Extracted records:
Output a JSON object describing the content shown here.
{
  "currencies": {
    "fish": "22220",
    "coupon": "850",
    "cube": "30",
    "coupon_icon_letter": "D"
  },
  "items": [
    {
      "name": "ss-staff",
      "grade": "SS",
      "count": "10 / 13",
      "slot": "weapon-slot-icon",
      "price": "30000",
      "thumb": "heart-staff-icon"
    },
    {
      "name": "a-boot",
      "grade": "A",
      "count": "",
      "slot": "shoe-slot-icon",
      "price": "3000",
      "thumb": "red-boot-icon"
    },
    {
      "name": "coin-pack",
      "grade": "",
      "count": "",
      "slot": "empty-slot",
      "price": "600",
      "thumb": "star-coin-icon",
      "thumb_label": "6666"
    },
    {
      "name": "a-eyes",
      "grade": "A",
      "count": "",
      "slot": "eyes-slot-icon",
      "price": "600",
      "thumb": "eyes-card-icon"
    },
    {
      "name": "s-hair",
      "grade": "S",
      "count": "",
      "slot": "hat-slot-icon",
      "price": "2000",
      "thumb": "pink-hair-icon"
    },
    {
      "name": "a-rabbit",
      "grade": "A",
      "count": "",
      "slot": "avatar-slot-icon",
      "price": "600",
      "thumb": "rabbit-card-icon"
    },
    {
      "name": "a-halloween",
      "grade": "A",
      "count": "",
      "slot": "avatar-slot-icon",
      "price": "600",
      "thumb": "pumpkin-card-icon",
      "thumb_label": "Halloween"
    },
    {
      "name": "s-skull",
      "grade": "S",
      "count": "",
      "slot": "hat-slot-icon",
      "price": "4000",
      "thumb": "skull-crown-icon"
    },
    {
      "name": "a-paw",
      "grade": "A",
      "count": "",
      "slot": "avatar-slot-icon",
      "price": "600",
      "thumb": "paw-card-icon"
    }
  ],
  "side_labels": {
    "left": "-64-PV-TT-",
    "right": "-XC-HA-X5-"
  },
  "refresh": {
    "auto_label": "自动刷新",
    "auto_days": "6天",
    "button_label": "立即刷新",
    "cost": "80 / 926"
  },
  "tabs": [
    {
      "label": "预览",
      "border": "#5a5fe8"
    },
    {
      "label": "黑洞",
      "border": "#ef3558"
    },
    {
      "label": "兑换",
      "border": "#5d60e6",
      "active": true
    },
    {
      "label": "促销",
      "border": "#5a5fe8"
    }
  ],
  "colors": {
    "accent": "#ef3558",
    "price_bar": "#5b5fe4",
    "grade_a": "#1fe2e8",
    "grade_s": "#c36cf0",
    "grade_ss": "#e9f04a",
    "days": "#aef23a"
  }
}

**Stated goal**. In the material above, show every line where the word "eyes" turns up.

**Result of this exercise**.
      "name": "a-eyes",
      "slot": "eyes-slot-icon",
      "thumb": "eyes-card-icon"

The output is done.